Data provided:
↓
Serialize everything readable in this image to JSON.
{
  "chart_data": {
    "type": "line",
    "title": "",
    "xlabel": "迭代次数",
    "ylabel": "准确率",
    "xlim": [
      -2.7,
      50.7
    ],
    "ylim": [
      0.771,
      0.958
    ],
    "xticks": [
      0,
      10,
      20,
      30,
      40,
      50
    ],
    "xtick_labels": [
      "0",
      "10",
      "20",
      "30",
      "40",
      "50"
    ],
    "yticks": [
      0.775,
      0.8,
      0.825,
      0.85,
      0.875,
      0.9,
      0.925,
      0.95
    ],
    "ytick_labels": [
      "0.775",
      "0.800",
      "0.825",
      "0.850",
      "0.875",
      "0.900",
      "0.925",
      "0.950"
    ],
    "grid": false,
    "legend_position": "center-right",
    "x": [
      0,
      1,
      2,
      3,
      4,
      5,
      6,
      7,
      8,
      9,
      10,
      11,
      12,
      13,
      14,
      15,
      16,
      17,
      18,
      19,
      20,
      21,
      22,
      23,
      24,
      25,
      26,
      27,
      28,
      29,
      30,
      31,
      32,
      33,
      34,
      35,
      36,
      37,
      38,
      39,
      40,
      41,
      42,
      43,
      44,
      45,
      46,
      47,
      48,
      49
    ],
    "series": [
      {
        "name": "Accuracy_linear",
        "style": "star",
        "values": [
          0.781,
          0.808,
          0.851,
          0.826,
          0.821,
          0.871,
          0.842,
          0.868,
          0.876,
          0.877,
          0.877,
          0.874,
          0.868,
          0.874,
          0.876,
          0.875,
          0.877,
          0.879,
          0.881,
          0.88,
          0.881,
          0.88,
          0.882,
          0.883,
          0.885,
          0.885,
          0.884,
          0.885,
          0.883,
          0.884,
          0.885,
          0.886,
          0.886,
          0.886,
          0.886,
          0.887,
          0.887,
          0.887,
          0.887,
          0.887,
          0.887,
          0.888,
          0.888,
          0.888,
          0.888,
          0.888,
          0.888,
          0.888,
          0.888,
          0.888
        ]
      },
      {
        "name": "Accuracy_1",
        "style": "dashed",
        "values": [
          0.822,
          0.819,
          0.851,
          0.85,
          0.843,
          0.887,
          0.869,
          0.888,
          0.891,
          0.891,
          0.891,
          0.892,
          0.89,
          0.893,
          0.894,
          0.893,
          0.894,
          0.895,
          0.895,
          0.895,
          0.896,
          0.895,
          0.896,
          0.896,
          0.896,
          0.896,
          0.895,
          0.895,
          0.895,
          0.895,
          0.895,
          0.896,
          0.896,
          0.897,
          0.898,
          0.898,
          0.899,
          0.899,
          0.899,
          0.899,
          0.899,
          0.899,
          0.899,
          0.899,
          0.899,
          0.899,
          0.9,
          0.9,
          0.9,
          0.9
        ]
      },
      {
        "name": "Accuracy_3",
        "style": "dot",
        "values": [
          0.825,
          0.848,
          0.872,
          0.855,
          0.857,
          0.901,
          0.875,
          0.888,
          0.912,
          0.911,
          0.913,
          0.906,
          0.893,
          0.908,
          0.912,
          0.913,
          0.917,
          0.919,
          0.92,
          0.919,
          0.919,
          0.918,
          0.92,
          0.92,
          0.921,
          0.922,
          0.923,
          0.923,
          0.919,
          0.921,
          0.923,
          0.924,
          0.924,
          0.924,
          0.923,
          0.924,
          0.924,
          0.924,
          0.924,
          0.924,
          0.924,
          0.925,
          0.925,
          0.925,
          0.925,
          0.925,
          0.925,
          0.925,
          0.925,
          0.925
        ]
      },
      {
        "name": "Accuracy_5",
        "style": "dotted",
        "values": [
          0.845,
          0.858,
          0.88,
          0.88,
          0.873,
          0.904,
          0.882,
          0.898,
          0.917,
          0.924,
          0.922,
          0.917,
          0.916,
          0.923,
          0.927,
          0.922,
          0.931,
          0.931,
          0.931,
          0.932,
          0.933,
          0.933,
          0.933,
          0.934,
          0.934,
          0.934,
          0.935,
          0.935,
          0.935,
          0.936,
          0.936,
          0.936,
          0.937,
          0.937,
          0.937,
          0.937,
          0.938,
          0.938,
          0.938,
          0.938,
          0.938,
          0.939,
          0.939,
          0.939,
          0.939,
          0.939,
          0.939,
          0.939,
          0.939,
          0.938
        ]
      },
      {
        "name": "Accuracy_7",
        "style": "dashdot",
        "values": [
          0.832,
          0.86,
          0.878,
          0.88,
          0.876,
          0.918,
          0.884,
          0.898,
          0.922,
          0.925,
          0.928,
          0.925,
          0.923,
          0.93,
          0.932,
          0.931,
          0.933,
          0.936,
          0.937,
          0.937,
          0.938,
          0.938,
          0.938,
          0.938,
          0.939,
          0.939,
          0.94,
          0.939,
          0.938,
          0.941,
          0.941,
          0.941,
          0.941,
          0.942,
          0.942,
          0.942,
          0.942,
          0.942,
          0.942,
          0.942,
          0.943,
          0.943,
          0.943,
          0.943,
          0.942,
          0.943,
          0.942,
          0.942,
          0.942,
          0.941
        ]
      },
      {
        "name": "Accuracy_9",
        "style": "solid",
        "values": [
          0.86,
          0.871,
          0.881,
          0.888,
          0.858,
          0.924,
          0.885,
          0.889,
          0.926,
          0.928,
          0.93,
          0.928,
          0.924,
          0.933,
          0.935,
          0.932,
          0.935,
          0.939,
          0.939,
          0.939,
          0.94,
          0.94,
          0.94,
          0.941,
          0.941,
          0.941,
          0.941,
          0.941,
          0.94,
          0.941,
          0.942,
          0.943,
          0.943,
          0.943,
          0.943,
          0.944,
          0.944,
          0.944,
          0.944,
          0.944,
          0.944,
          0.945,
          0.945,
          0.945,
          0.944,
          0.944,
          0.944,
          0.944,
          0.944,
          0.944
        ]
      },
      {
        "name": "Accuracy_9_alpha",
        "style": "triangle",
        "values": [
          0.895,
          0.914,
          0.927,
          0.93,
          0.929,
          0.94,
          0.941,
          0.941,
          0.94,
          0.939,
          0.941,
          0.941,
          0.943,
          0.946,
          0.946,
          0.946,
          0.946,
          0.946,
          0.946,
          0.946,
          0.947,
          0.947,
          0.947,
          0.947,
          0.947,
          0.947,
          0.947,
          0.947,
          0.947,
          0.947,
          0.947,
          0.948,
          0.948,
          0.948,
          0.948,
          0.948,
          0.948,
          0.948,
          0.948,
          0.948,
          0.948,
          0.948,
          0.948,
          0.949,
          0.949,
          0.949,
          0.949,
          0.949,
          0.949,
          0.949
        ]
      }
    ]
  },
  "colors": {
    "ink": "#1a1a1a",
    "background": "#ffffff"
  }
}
↑
Aim of the task: Repeat the material above in full, keeping every word.

Solution for this task:
Serialize everything readable in this image to JSON.
{
  "chart_data": {
    "type": "line",
    "title": "",
    "xlabel": "迭代次数",
    "ylabel": "准确率",
    "xlim": [
      -2.7,
      50.7
    ],
    "ylim": [
      0.771,
      0.958
    ],
    "xticks": [
      0,
      10,
      20,
      30,
      40,
      50
    ],
    "xtick_labels": [
      "0",
      "10",
      "20",
      "30",
      "40",
      "50"
    ],
    "yticks": [
      0.775,
      0.8,
      0.825,
      0.85,
      0.875,
      0.9,
      0.925,
      0.95
    ],
    "ytick_labels": [
      "0.775",
      "0.800",
      "0.825",
      "0.850",
      "0.875",
      "0.900",
      "0.925",
      "0.950"
    ],
    "grid": false,
    "legend_position": "center-right",
    "x": [
      0,
      1,
      2,
      3,
      4,
      5,
      6,
      7,
      8,
      9,
      10,
      11,
      12,
      13,
      14,
      15,
      16,
      17,
      18,
      19,
      20,
      21,
      22,
      23,
      24,
      25,
      26,
      27,
      28,
      29,
      30,
      31,
      32,
      33,
      34,
      35,
      36,
      37,
      38,
      39,
      40,
      41,
      42,
      43,
      44,
      45,
      46,
      47,
      48,
      49
    ],
    "series": [
      {
        "name": "Accuracy_linear",
        "style": "star",
        "values": [
          0.781,
          0.808,
          0.851,
          0.826,
          0.821,
          0.871,
          0.842,
          0.868,
          0.876,
          0.877,
          0.877,
          0.874,
          0.868,
          0.874,
          0.876,
          0.875,
          0.877,
          0.879,
          0.881,
          0.88,
          0.881,
          0.88,
          0.882,
          0.883,
          0.885,
          0.885,
          0.884,
          0.885,
          0.883,
          0.884,
          0.885,
          0.886,
          0.886,
          0.886,
          0.886,
          0.887,
          0.887,
          0.887,
          0.887,
          0.887,
          0.887,
          0.888,
          0.888,
          0.888,
          0.888,
          0.888,
          0.888,
          0.888,
          0.888,
          0.888
        ]
      },
      {
        "name": "Accuracy_1",
        "style": "dashed",
        "values": [
          0.822,
          0.819,
          0.851,
          0.85,
          0.843,
          0.887,
          0.869,
          0.888,
          0.891,
          0.891,
          0.891,
          0.892,
          0.89,
          0.893,
          0.894,
          0.893,
          0.894,
          0.895,
          0.895,
          0.895,
          0.896,
          0.895,
          0.896,
          0.896,
          0.896,
          0.896,
          0.895,
          0.895,
          0.895,
          0.895,
          0.895,
          0.896,
          0.896,
          0.897,
          0.898,
          0.898,
          0.899,
          0.899,
          0.899,
          0.899,
          0.899,
          0.899,
          0.899,
          0.899,
          0.899,
          0.899,
          0.9,
          0.9,
          0.9,
          0.9
        ]
      },
      {
        "name": "Accuracy_3",
        "style": "dot",
        "values": [
          0.825,
          0.848,
          0.872,
          0.855,
          0.857,
          0.901,
          0.875,
          0.888,
          0.912,
          0.911,
          0.913,
          0.906,
          0.893,
          0.908,
          0.912,
          0.913,
          0.917,
          0.919,
          0.92,
          0.919,
          0.919,
          0.918,
          0.92,
          0.92,
          0.921,
          0.922,
          0.923,
          0.923,
          0.919,
          0.921,
          0.923,
          0.924,
          0.924,
          0.924,
          0.923,
          0.924,
          0.924,
          0.924,
          0.924,
          0.924,
          0.924,
          0.925,
          0.925,
          0.925,
          0.925,
          0.925,
          0.925,
          0.925,
          0.925,
          0.925
        ]
      },
      {
        "name": "Accuracy_5",
        "style": "dotted",
        "values": [
          0.845,
          0.858,
          0.88,
          0.88,
          0.873,
          0.904,
          0.882,
          0.898,
          0.917,
          0.924,
          0.922,
          0.917,
          0.916,
          0.923,
          0.927,
          0.922,
          0.931,
          0.931,
          0.931,
          0.932,
          0.933,
          0.933,
          0.933,
          0.934,
          0.934,
          0.934,
          0.935,
          0.935,
          0.935,
          0.936,
          0.936,
          0.936,
          0.937,
          0.937,
          0.937,
          0.937,
          0.938,
          0.938,
          0.938,
          0.938,
          0.938,
          0.939,
          0.939,
          0.939,
          0.939,
          0.939,
          0.939,
          0.939,
          0.939,
          0.938
        ]
      },
      {
        "name": "Accuracy_7",
        "style": "dashdot",
        "values": [
          0.832,
          0.86,
          0.878,
          0.88,
          0.876,
          0.918,
          0.884,
          0.898,
          0.922,
          0.925,
          0.928,
          0.925,
          0.923,
          0.93,
          0.932,
          0.931,
          0.933,
          0.936,
          0.937,
          0.937,
          0.938,
          0.938,
          0.938,
          0.938,
          0.939,
          0.939,
          0.94,
          0.939,
          0.938,
          0.941,
          0.941,
          0.941,
          0.941,
          0.942,
          0.942,
          0.942,
          0.942,
          0.942,
          0.942,
          0.942,
          0.943,
          0.943,
          0.943,
          0.943,
          0.942,
          0.943,
          0.942,
          0.942,
          0.942,
          0.941
        ]
      },
      {
        "name": "Accuracy_9",
        "style": "solid",
        "values": [
          0.86,
          0.871,
          0.881,
          0.888,
          0.858,
          0.924,
          0.885,
          0.889,
          0.926,
          0.928,
          0.93,
          0.928,
          0.924,
          0.933,
          0.935,
          0.932,
          0.935,
          0.939,
          0.939,
          0.939,
          0.94,
          0.94,
          0.94,
          0.941,
          0.941,
          0.941,
          0.941,
          0.941,
          0.94,
          0.941,
          0.942,
          0.943,
          0.943,
          0.943,
          0.943,
          0.944,
          0.944,
          0.944,
          0.944,
          0.944,
          0.944,
          0.945,
          0.945,
          0.945,
          0.944,
          0.944,
          0.944,
          0.944,
          0.944,
          0.944
        ]
      },
      {
        "name": "Accuracy_9_alpha",
        "style": "triangle",
        "values": [
          0.895,
          0.914,
          0.927,
          0.93,
          0.929,
          0.94,
          0.941,
          0.941,
          0.94,
          0.939,
          0.941,
          0.941,
          0.943,
          0.946,
          0.946,
          0.946,
          0.946,
          0.946,
          0.946,
          0.946,
          0.947,
          0.947,
          0.947,
          0.947,
          0.947,
          0.947,
          0.947,
          0.947,
          0.947,
          0.947,
          0.947,
          0.948,
          0.948,
          0.948,
          0.948,
          0.948,
          0.948,
          0.948,
          0.948,
          0.948,
          0.948,
          0.948,
          0.948,
          0.949,
          0.949,
          0.949,
          0.949,
          0.949,
          0.949,
          0.949
        ]
      }
    ]
  },
  "colors": {
    "ink": "#1a1a1a",
    "background": "#ffffff"
  }
}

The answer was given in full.